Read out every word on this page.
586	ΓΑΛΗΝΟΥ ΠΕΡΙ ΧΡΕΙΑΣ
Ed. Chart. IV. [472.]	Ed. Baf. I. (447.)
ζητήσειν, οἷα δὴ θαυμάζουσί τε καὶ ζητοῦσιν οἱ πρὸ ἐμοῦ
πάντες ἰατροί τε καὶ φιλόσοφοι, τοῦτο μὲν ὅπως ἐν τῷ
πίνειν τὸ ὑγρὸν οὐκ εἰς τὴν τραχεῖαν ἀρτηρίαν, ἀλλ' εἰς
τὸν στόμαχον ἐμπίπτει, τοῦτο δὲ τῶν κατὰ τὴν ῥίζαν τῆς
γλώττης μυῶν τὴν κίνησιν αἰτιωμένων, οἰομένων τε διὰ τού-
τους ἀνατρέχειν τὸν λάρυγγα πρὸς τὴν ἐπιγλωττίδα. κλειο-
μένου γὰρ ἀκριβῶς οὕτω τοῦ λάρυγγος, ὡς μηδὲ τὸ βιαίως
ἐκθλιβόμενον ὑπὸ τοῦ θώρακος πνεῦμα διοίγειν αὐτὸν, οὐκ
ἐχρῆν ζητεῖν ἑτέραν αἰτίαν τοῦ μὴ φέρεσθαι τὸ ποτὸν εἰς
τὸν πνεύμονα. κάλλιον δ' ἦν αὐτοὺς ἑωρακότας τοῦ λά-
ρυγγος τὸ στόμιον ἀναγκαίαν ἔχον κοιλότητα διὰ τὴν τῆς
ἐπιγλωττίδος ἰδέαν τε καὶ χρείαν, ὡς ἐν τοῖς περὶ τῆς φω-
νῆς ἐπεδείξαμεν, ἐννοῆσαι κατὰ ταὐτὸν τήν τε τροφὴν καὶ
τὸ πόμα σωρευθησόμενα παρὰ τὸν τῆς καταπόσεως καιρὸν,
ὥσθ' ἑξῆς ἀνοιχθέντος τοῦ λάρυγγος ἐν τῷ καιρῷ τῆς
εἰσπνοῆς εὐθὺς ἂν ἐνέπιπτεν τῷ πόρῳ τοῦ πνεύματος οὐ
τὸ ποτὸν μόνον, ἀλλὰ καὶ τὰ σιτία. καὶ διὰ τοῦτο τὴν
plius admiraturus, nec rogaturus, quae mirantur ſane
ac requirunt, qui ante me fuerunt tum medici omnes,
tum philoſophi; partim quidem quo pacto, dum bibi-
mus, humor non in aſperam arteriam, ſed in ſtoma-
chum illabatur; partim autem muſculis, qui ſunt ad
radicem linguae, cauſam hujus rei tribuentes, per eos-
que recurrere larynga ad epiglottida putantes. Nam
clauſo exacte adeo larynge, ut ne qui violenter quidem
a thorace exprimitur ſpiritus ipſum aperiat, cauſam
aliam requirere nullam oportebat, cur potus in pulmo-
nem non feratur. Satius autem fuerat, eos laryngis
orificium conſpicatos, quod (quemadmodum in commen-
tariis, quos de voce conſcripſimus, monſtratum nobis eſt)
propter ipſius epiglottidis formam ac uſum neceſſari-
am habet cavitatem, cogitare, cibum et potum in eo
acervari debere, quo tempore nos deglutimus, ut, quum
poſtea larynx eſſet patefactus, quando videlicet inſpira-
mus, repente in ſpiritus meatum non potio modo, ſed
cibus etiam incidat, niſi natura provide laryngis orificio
+---+
*Objective:* Wherever the word "ſpiritus" occurs in a line of the listing, copy that line.

*Written response:*
a thorace exprimitur ſpiritus ipſum aperiat, cauſam
mus, repente in ſpiritus meatum non potio modo, ſed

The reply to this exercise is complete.